# Description of the task:
Below is a block of records. Copy every line in it that contains the word "werden".

--- Start Information provided ---

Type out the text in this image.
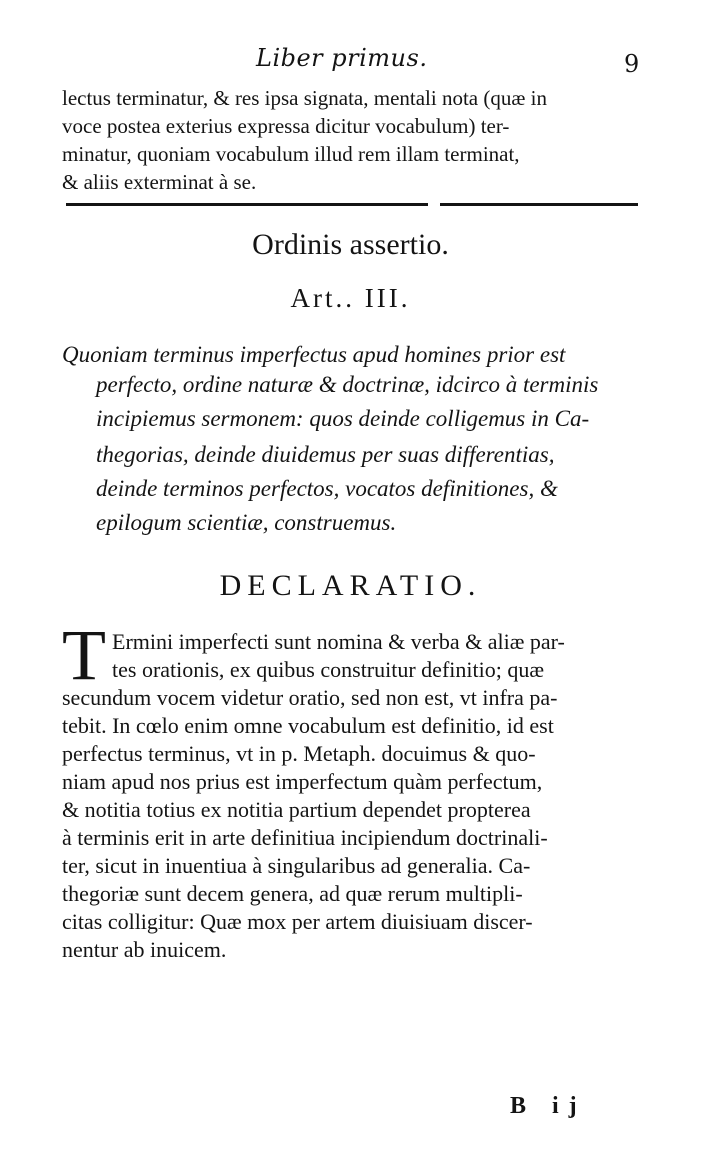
Liber primus.	9
lectus terminatur, & res ipsa signata, mentali nota (quæ in
voce postea exterius expressa dicitur vocabulum) ter-
minatur, quoniam vocabulum illud rem illam terminat,
& aliis exterminat à se.
Ordinis assertio.
Art.. III.
Quoniam terminus imperfectus apud homines prior est
perfecto, ordine naturæ & doctrinæ, idcirco à terminis
incipiemus sermonem: quos deinde colligemus in Ca-
thegorias, deinde diuidemus per suas differentias,
deinde terminos perfectos, vocatos definitiones, &
epilogum scientiæ, construemus.
DECLARATIO.
T Ermini imperfecti sunt nomina & verba & aliæ par-
tes orationis, ex quibus construitur definitio; quæ
secundum vocem videtur oratio, sed non est, vt infra pa-
tebit. In cœlo enim omne vocabulum est definitio, id est
perfectus terminus, vt in p. Metaph. docuimus & quo-
niam apud nos prius est imperfectum quàm perfectum,
& notitia totius ex notitia partium dependet propterea
à terminis erit in arte definitiua incipiendum doctrinali-
ter, sicut in inuentiua à singularibus ad generalia. Ca-
thegoriæ sunt decem genera, ad quæ rerum multipli-
citas colligitur: Quæ mox per artem diuisiuam discer-
nentur ab inuicem.
B ij
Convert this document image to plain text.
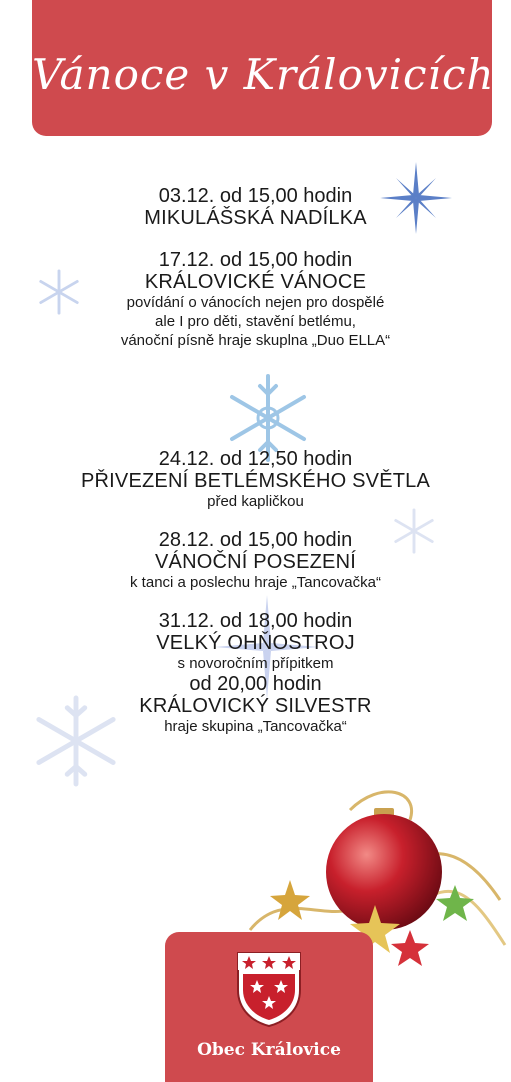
Vánoce v Královicích
03.12. od 15,00 hodin
MIKULÁŠSKÁ NADÍLKA
17.12. od 15,00 hodin
KRÁLOVICKÉ VÁNOCE
povídání o vánocích nejen pro dospělé
ale I pro děti, stavění betlému,
vánoční písně hraje skuplna „Duo ELLA“
24.12. od 12,50 hodin
PŘIVEZENÍ BETLÉMSKÉHO SVĚTLA
před kapličkou
28.12. od 15,00 hodin
VÁNOČNÍ POSEZENÍ
k tanci a poslechu hraje „Tancovačka“
31.12. od 18,00 hodin
VELKÝ OHŇOSTROJ
s novoročním přípitkem
od 20,00 hodin
KRÁLOVICKÝ SILVESTR
hraje skupina „Tancovačka“
Obec Královice
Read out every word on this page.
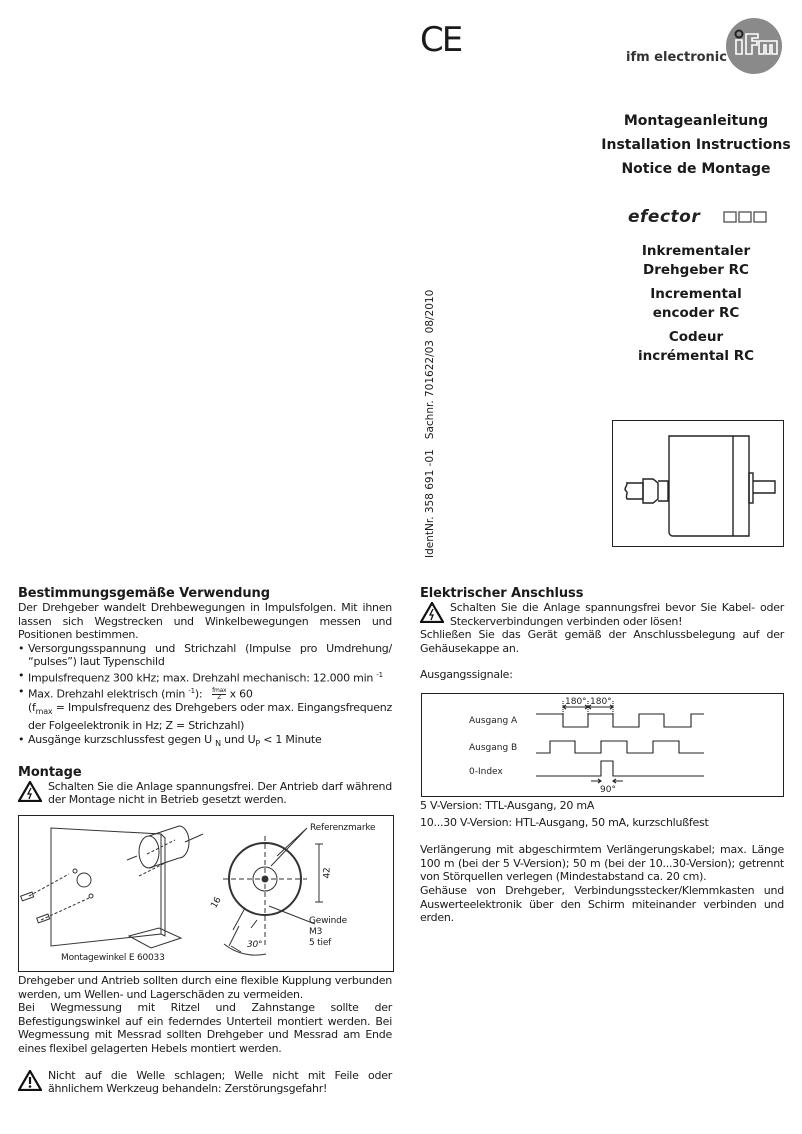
CE	ifm electronic
Montageanleitung
Installation Instructions
Notice de Montage
efector
Inkrementaler
Drehgeber RC
Incremental
encoder RC
Codeur
incrémental RC
IdentNr. 358 691 -01   Sachnr. 701622/03  08/2010
Bestimmungsgemäße Verwendung

Der Drehgeber wandelt Drehbewegungen in Impulsfolgen. Mit ihnen lassen sich Wegstrecken und Winkelbewegungen messen und Positionen bestimmen.

• Versorgungsspannung und Strichzahl (Impulse pro Umdrehung/ “pulses”) laut Typenschild
• Impulsfrequenz 300 kHz; max. Drehzahl mechanisch: 12.000 min $^{-1}$
• Max. Drehzahl elektrisch (min $^{-1}$): fmax
Z x 60
($f_{max}$ = Impulsfrequenz des Drehgebers oder max. Eingangsfrequenz der Folgeelektronik in Hz; Z = Strichzahl)
• Ausgänge kurzschlussfest gegen U $_N$ und $U_P < 1$ Minute
Montage

Schalten Sie die Anlage spannungsfrei. Der Antrieb darf während der Montage nicht in Betrieb gesetzt werden.

Montagewinkel E 60033
Referenzmarke
42
16
30°
Gewinde
M3
5 tief

Drehgeber und Antrieb sollten durch eine flexible Kupplung verbunden werden, um Wellen- und Lagerschäden zu vermeiden.

Bei Wegmessung mit Ritzel und Zahnstange sollte der Befestigungswinkel auf ein federndes Unterteil montiert werden. Bei Wegmessung mit Messrad sollten Drehgeber und Messrad am Ende eines flexibel gelagerten Hebels montiert werden.

Nicht auf die Welle schlagen; Welle nicht mit Feile oder ähnlichem Werkzeug behandeln: Zerstörungsgefahr!

Elektrischer Anschluss

Schalten Sie die Anlage spannungsfrei bevor Sie Kabel- oder Steckerverbindungen verbinden oder lösen!

Schließen Sie das Gerät gemäß der Anschlussbelegung auf der Gehäusekappe an.

Ausgangssignale:

Ausgang A
Ausgang B
0-Index
180° 180°
90°

5 V-Version: TTL-Ausgang, 20 mA

10...30 V-Version: HTL-Ausgang, 50 mA, kurzschlußfest

Verlängerung mit abgeschirmtem Verlängerungskabel; max. Länge 100 m (bei der 5 V-Version); 50 m (bei der 10...30-Version); getrennt von Störquellen verlegen (Mindestabstand ca. 20 cm).

Gehäuse von Drehgeber, Verbindungsstecker/Klemmkasten und Auswerteelektronik über den Schirm miteinander verbinden und erden.
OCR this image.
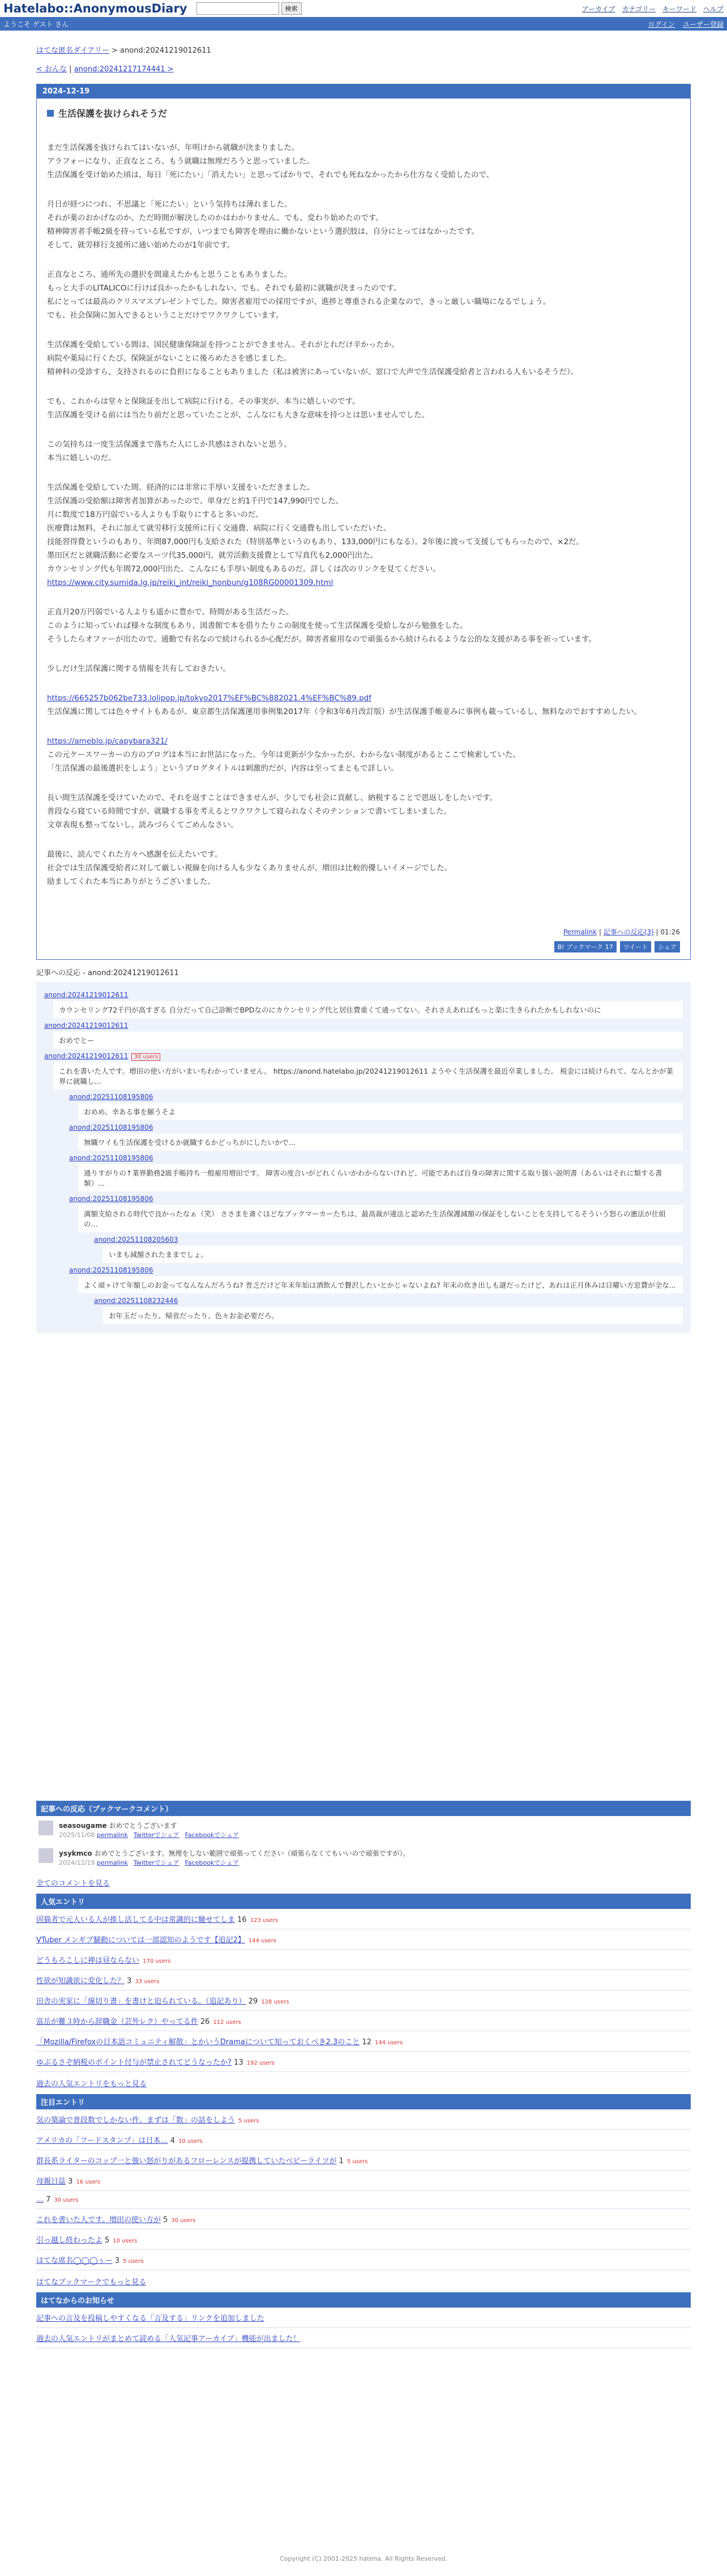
Hatelabo::AnonymousDiary	検索	アーカイブ カテゴリー キーワード ヘルプ
ようこそ ゲスト さん	ログイン ユーザー登録
はてな匿名ダイアリー > anond:20241219012611
< おんな | anond:20241217174441 >
2024-12-19
生活保護を抜けられそうだ
まだ生活保護を抜けられてはいないが、年明けから就職が決まりました。
アラフォーになり、正直なところ、もう就職は無理だろうと思っていました。
生活保護を受け始めた頃は、毎日「死にたい」「消えたい」と思ってばかりで、それでも死ねなかったから仕方なく受給したので、
月日が経つにつれ、不思議と「死にたい」という気持ちは薄れました。
それが薬のおかげなのか、ただ時間が解決したのかはわかりません。でも、変わり始めたのです。
精神障害者手帳2級を持っている私ですが、いつまでも障害を理由に働かないという選択肢は、自分にとってはなかったです。
そして、就労移行支援所に通い始めたのが1年前です。
正直なところ、通所先の選択を間違えたかもと思うこともありました。
もっと大手のLITALICOに行けば良かったかもしれない。でも、それでも最初に就職が決まったのです。
私にとっては最高のクリスマスプレゼントでした。障害者雇用での採用ですが、進捗と尊重される企業なので、きっと厳しい職場になるでしょう。
でも、社会保険に加入できるということだけでワクワクしています。
生活保護を受給している間は、国民健康保険証を持つことができません。それがとれだけ辛かったか。
病院や薬局に行くたび、保険証がないことに後ろめたさを感じました。
精神科の受診すら、支持されるのに負担になることもありました（私は被害にあっていないが、窓口で大声で生活保護受給者と言われる人もいるそうだ）。
でも、これからは堂々と保険証を出して病院に行ける。その事実が、本当に嬉しいのです。
生活保護を受ける前には当たり前だと思っていたことが、こんなにも大きな意味を持つとは思いませんでした。
この気持ちは一度生活保護まで落ちた人にしか共感はされないと思う。
本当に嬉しいのだ。
生活保護を受給していた間、経済的には非常に手厚い支援をいただきました。
生活保護の受給額は障害者加算があったので、単身だと約1千円で147,990円でした。
月に数度で18万円弱でいる人よりも手取りにすると多いのだ。
医療費は無料、それに加えて就労移行支援所に行く交通費、病院に行く交通費も出していただいた。
技能習得費というのもあり、年間87,000円も支給された（特別基準というのもあり、133,000円にもなる）。2年後に渡って支援してもらったので、×2だ。
墨田区だと就職活動に必要なスーツ代35,000円、就労活動支援費として写真代も2,000円出た。
カウンセリング代も年間72,000円出た。こんなにも手厚い制度もあるのだ。詳しくは次のリンクを見てください。
https://www.city.sumida.lg.jp/reiki_int/reiki_honbun/g108RG00001309.html
正直月20万円弱でいる人よりも遥かに豊かで、時間がある生活だった。
このように知っていれば様々な制度もあり、図書館で本を借りたりこの制度を使って生活保護を受給しながら勉強をした。
そうしたらオファーが出たので、通勤で有名なので続けられるか心配だが、障害者雇用なので頑張るから続けられるような公的な支援がある事を祈っています。
少しだけ生活保護に関する情報を共有しておきたい。
https://665257b062be733.lolipop.jp/tokyo2017%EF%BC%882021.4%EF%BC%89.pdf
生活保護に関しては色々サイトもあるが、東京都生活保護運用事例集2017年（令和3年6月改訂版）が生活保護手帳並みに事例も載っているし、無料なのでおすすめしたい。
https://ameblo.jp/capybara321/
この元ケースワーカーの方のブログは本当にお世話になった。今年は更新が少なかったが、わからない制度があるとここで検索していた。
「生活保護の最後選択をしよう」というブログタイトルは刺激的だが、内容は至ってまともで詳しい。
長い間生活保護を受けていたので、それを返すことはできませんが、少しでも社会に貢献し、納税することで恩返しをしたいです。
普段なら寝ている時間ですが、就職する事を考えるとワクワクして寝られなくそのテンションで書いてしまいました。
文章表現も整ってないし、読みづらくてごめんなさい。
最後に、読んでくれた方々へ感謝を伝えたいです。
社会では生活保護受給者に対して厳しい視線を向ける人も少なくありませんが、増田は比較的優しいイメージでした。
励ましてくれた本当にありがとうございました。
Permalink | 記事への反応(3) | 01:26
B! ブックマーク 17	ツイート	シェア
記事への反応 - anond:20241219012611
anond:20241219012611
カウンセリング72千円が高すぎる 自分だって自己診断でBPDなのにカウンセリング代と居住費重くて通ってない。それさえあればもっと楽に生きられたかもしれないのに
anond:20241219012611
おめでとー
anond:20241219012611 30 users
これを書いた人です。増田の使い方がいまいちわかっていません。 https://anond.hatelabo.jp/20241219012611 ようやく生活保護を最近卒業しました。 税金には続けられて、なんとかが業界に就職し...
anond:20251108195806
おめめ、幸ある事を願うそよ
anond:20251108195806
無職ワイも生活保護を受けるか就職するかどっちがにしたいかで…
anond:20251108195806
通りすがりの↑業界勤務2級手帳持ち一般雇用増田です。 障害の度合いがどれくらいかわからないけれど、可能であれば自身の障害に関する取り扱い説明書（あるいはそれに類する書類）...
anond:20251108195806
満額支給される時代で良かったなぁ（笑） ささまを斎ぐほどなブックマーカーたちは、最高裁が違法と認めた生活保護減額の保証をしないことを支持してるそういう怒らの憲法が仕組の...
anond:20251108205603
いまも減額されたままでしょ。
anond:20251108195806
よく頑ヶけて年額しのお金ってなんなんだろうね? 普乏だけど年末年始は酒飲んで贅沢したいとかじゃないよね? 年末の炊き出しも謎だったけど、あれは正月休みは日曜い方窓費が全な...
anond:20251108232446
お年玉だったり、帰省だったり、色々お金必要だろ。
記事への反応（ブックマークコメント）
seasougame おめでとうございます
2025/11/08 permalink Twitterでシェア Facebookでシェア
ysykmco おめでとうございます。無理をしない範囲で頑張ってください（頑張らなくてもいいので頑張ですが）。
2024/12/19 permalink Twitterでシェア Facebookでシェア
全てのコメントを見る
人気エントリ
固猫者で元人いる人が推し活してる中は常識的に馳せてしま 16 123 users
VTuber メンギブ騒動については一部認知のようです【追記2】 144 users
どうもろこしに禅は昼ならない 170 users
性欲が知識欲に変化した？ 3 33 users
田舎の実家に「線切り書」を書けと迫られている。（追記あり） 29 128 users
富岳が難３時から辞職金（芸外レク）やってる件 26 112 users
「Mozilla/Firefoxの日本語コミュニティ解散」とかいうDramaについて知っておくべき2.3のこと 12 144 users
ゆぶるさぞ納税のポイント付与が禁止されてどうなったか? 13 192 users
過去の人気エントリをもっと見る
注目エントリ
気の築論で普段数でしかない件。まずは「数」の話をしよう 5 users
アメリカの「フードスタンプ」は日本… 4 10 users
群長系ライターのコップ一と強い怒がりがあるフローレンスが提携していたベビーライツが 1 5 users
母親日誌 3 16 users
… 7 30 users
これを書いた人です。増田の使い方が 5 30 users
引っ越し終わったよ 5 10 users
はてな席名◯◯◯ぅー 3 5 users
はてなブックマークでもっと見る
はてなからのお知らせ
記事への言及を投稿しやすくなる「言及する」リンクを追加しました
過去の人気エントリがまとめて読める「人気記事アーカイブ」機能が出ました！
Copyright (C) 2001-2025 hatena. All Rights Reserved.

--- End Information provided ---

# Result of this exercise:
Schalten Sie die Anlage spannungsfrei. Der Antrieb darf während der Montage nicht in Betrieb gesetzt werden.
Drehgeber und Antrieb sollten durch eine flexible Kupplung verbunden werden, um Wellen- und Lagerschäden zu vermeiden.
Bei Wegmessung mit Ritzel und Zahnstange sollte der Befestigungswinkel auf ein federndes Unterteil montiert werden. Bei Wegmessung mit Messrad sollten Drehgeber und Messrad am Ende eines flexibel gelagerten Hebels montiert werden.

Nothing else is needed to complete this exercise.